**RECORDS SUPPLIED**

╭──

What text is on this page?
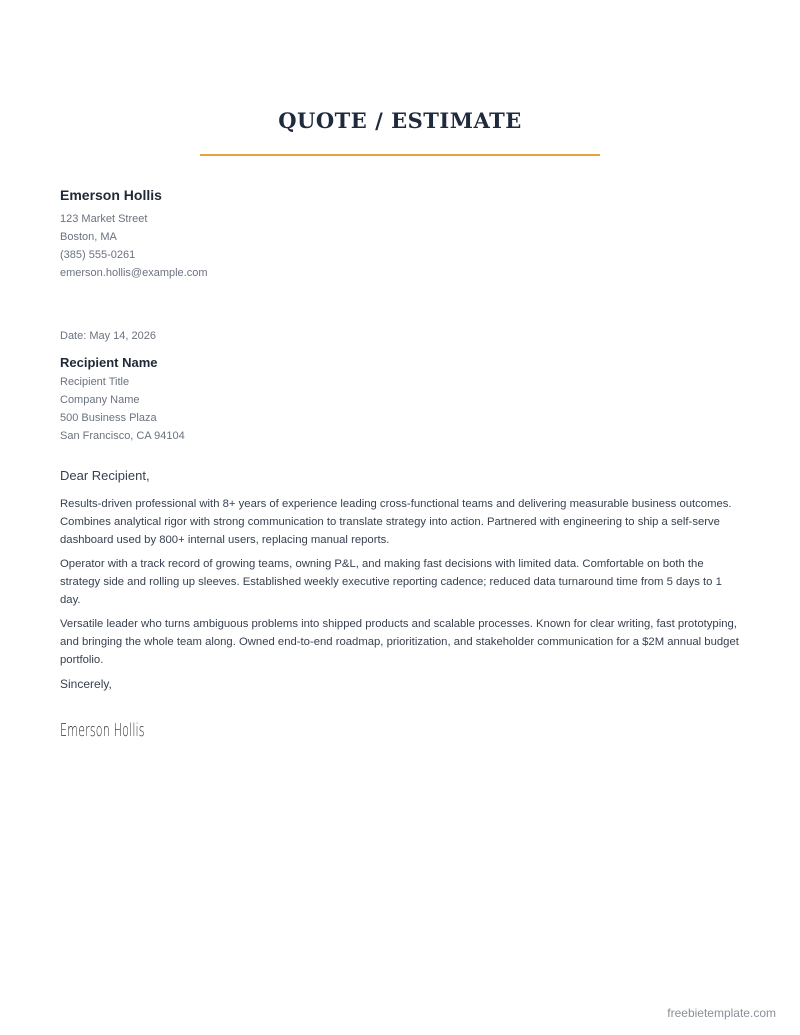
QUOTE / ESTIMATE
Emerson Hollis
123 Market Street
Boston, MA
(385) 555-0261
emerson.hollis@example.com
Date: May 14, 2026
Recipient Name
Recipient Title
Company Name
500 Business Plaza
San Francisco, CA 94104
Dear Recipient,

Results-driven professional with 8+ years of experience leading cross-functional teams and delivering measurable business outcomes. Combines analytical rigor with strong communication to translate strategy into action. Partnered with engineering to ship a self-serve dashboard used by 800+ internal users, replacing manual reports.

Operator with a track record of growing teams, owning P&L, and making fast decisions with limited data. Comfortable on both the strategy side and rolling up sleeves. Established weekly executive reporting cadence; reduced data turnaround time from 5 days to 1 day.

Versatile leader who turns ambiguous problems into shipped products and scalable processes. Known for clear writing, fast prototyping, and bringing the whole team along. Owned end-to-end roadmap, prioritization, and stakeholder communication for a $2M annual budget portfolio.

Sincerely,
Emerson Hollis
freebietemplate.com
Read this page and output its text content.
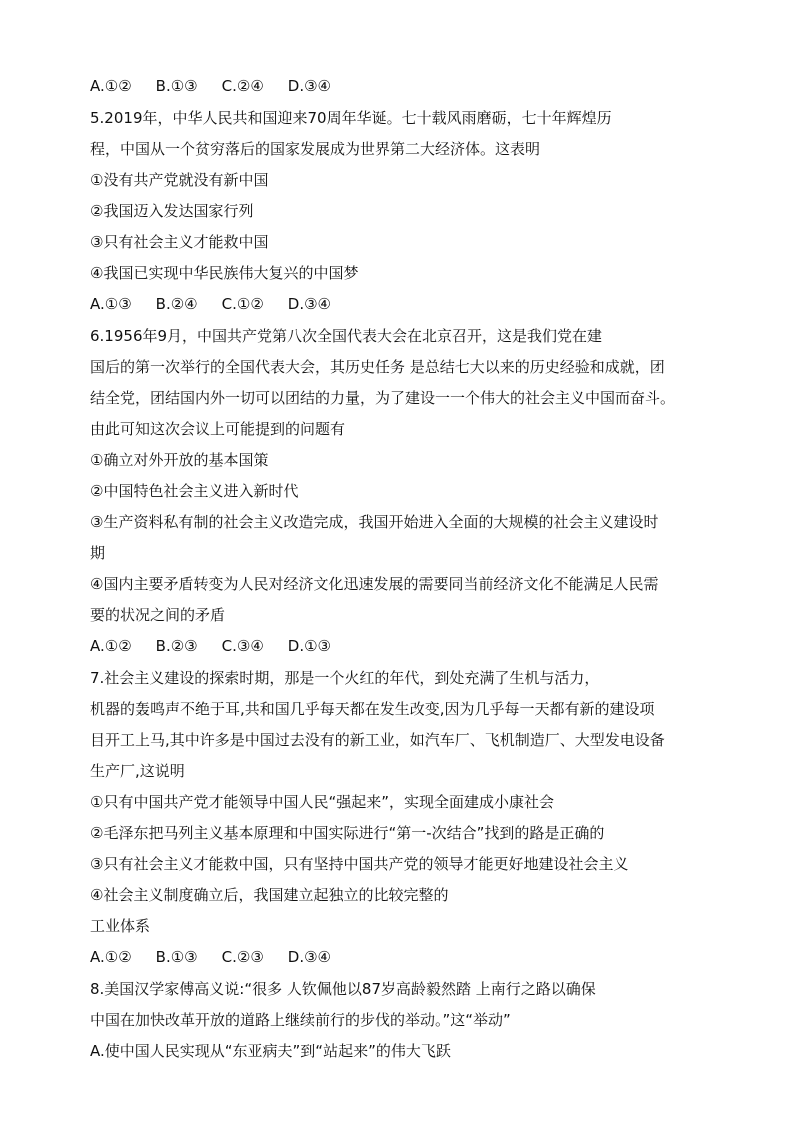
A.①② B.①③ C.②④ D.③④
5.2019年，中华人民共和国迎来70周年华诞。七十载风雨磨砺，七十年辉煌历
程，中国从一个贫穷落后的国家发展成为世界第二大经济体。这表明
①没有共产党就没有新中国
②我国迈入发达国家行列
③只有社会主义才能救中国
④我国已实现中华民族伟大复兴的中国梦
A.①③ B.②④ C.①② D.③④
6.1956年9月，中国共产党第八次全国代表大会在北京召开，这是我们党在建
国后的第一次举行的全国代表大会，其历史任务 是总结七大以来的历史经验和成就，团
结全党，团结国内外一切可以团结的力量，为了建设一一个伟大的社会主义中国而奋斗。
由此可知这次会议上可能提到的问题有
①确立对外开放的基本国策
②中国特色社会主义进入新时代
③生产资料私有制的社会主义改造完成，我国开始进入全面的大规模的社会主义建设时
期
④国内主要矛盾转变为人民对经济文化迅速发展的需要同当前经济文化不能满足人民需
要的状况之间的矛盾
A.①② B.②③ C.③④ D.①③
7.社会主义建设的探索时期，那是一个火红的年代，到处充满了生机与活力，
机器的轰鸣声不绝于耳,共和国几乎每天都在发生改变,因为几乎每一天都有新的建设项
目开工上马,其中许多是中国过去没有的新工业，如汽车厂、飞机制造厂、大型发电设备
生产厂,这说明
①只有中国共产党才能领导中国人民“强起来”，实现全面建成小康社会
②毛泽东把马列主义基本原理和中国实际进行“第一-次结合”找到的路是正确的
③只有社会主义才能救中国，只有坚持中国共产党的领导才能更好地建设社会主义
④社会主义制度确立后，我国建立起独立的比较完整的
工业体系
A.①② B.①③ C.②③ D.③④
8.美国汉学家傅高义说:“很多 人钦佩他以87岁高龄毅然踏 上南行之路以确保
中国在加快改革开放的道路上继续前行的步伐的举动。”这“举动”
A.使中国人民实现从“东亚病夫”到“站起来”的伟大飞跃
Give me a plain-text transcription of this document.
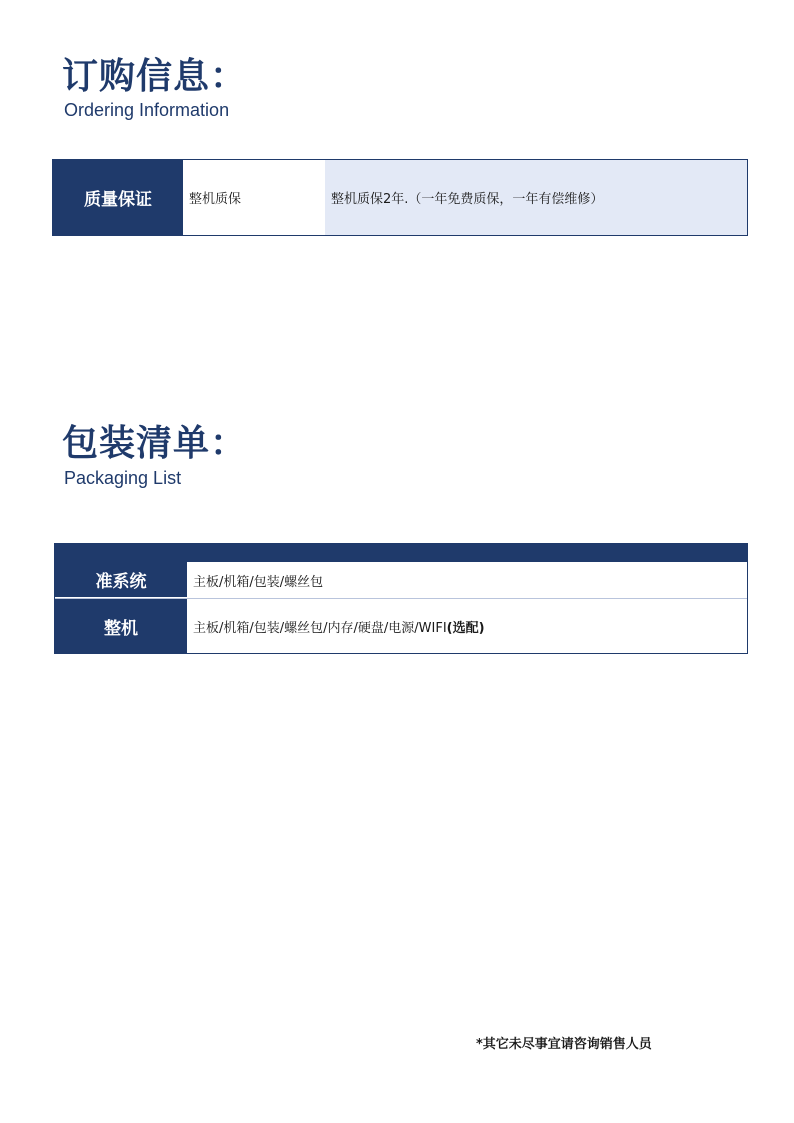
订购信息：
Ordering Information
质量保证	整机质保	整机质保2年.（一年免费质保，一年有偿维修）
包装清单：
Packaging List
准系统	主板/机箱/包装/螺丝包
整机	主板/机箱/包装/螺丝包/内存/硬盘/电源/WIFI (选配)
*其它未尽事宜请咨询销售人员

╰──

**TASK OBJECTIVE**
Every line should be retyped exactly, with the pictures omitted.

**FULL ANSWER**
What text is on this page?
QUOTE / ESTIMATE
Emerson Hollis
123 Market Street
Boston, MA
(385) 555-0261
emerson.hollis@example.com
Date: May 14, 2026
Recipient Name
Recipient Title
Company Name
500 Business Plaza
San Francisco, CA 94104
Dear Recipient,

Results-driven professional with 8+ years of experience leading cross-functional teams and delivering measurable business outcomes. Combines analytical rigor with strong communication to translate strategy into action. Partnered with engineering to ship a self-serve dashboard used by 800+ internal users, replacing manual reports.

Operator with a track record of growing teams, owning P&L, and making fast decisions with limited data. Comfortable on both the strategy side and rolling up sleeves. Established weekly executive reporting cadence; reduced data turnaround time from 5 days to 1 day.

Versatile leader who turns ambiguous problems into shipped products and scalable processes. Known for clear writing, fast prototyping, and bringing the whole team along. Owned end-to-end roadmap, prioritization, and stakeholder communication for a $2M annual budget portfolio.

Sincerely,
Emerson Hollis
freebietemplate.com
Read this page and output its text content.
A.①② B.①③ C.②④ D.③④
5.2019年，中华人民共和国迎来70周年华诞。七十载风雨磨砺，七十年辉煌历
程，中国从一个贫穷落后的国家发展成为世界第二大经济体。这表明
①没有共产党就没有新中国
②我国迈入发达国家行列
③只有社会主义才能救中国
④我国已实现中华民族伟大复兴的中国梦
A.①③ B.②④ C.①② D.③④
6.1956年9月，中国共产党第八次全国代表大会在北京召开，这是我们党在建
国后的第一次举行的全国代表大会，其历史任务 是总结七大以来的历史经验和成就，团
结全党，团结国内外一切可以团结的力量，为了建设一一个伟大的社会主义中国而奋斗。
由此可知这次会议上可能提到的问题有
①确立对外开放的基本国策
②中国特色社会主义进入新时代
③生产资料私有制的社会主义改造完成，我国开始进入全面的大规模的社会主义建设时
期
④国内主要矛盾转变为人民对经济文化迅速发展的需要同当前经济文化不能满足人民需
要的状况之间的矛盾
A.①② B.②③ C.③④ D.①③
7.社会主义建设的探索时期，那是一个火红的年代，到处充满了生机与活力，
机器的轰鸣声不绝于耳,共和国几乎每天都在发生改变,因为几乎每一天都有新的建设项
目开工上马,其中许多是中国过去没有的新工业，如汽车厂、飞机制造厂、大型发电设备
生产厂,这说明
①只有中国共产党才能领导中国人民“强起来”，实现全面建成小康社会
②毛泽东把马列主义基本原理和中国实际进行“第一-次结合”找到的路是正确的
③只有社会主义才能救中国，只有坚持中国共产党的领导才能更好地建设社会主义
④社会主义制度确立后，我国建立起独立的比较完整的
工业体系
A.①② B.①③ C.②③ D.③④
8.美国汉学家傅高义说:“很多 人钦佩他以87岁高龄毅然踏 上南行之路以确保
中国在加快改革开放的道路上继续前行的步伐的举动。”这“举动”
A.使中国人民实现从“东亚病夫”到“站起来”的伟大飞跃
Give me a plain-text transcription of this document.
订购信息：
Ordering Information
质量保证	整机质保	整机质保2年.（一年免费质保，一年有偿维修）
包装清单：
Packaging List
准系统	主板/机箱/包装/螺丝包
整机	主板/机箱/包装/螺丝包/内存/硬盘/电源/WIFI (选配)
*其它未尽事宜请咨询销售人员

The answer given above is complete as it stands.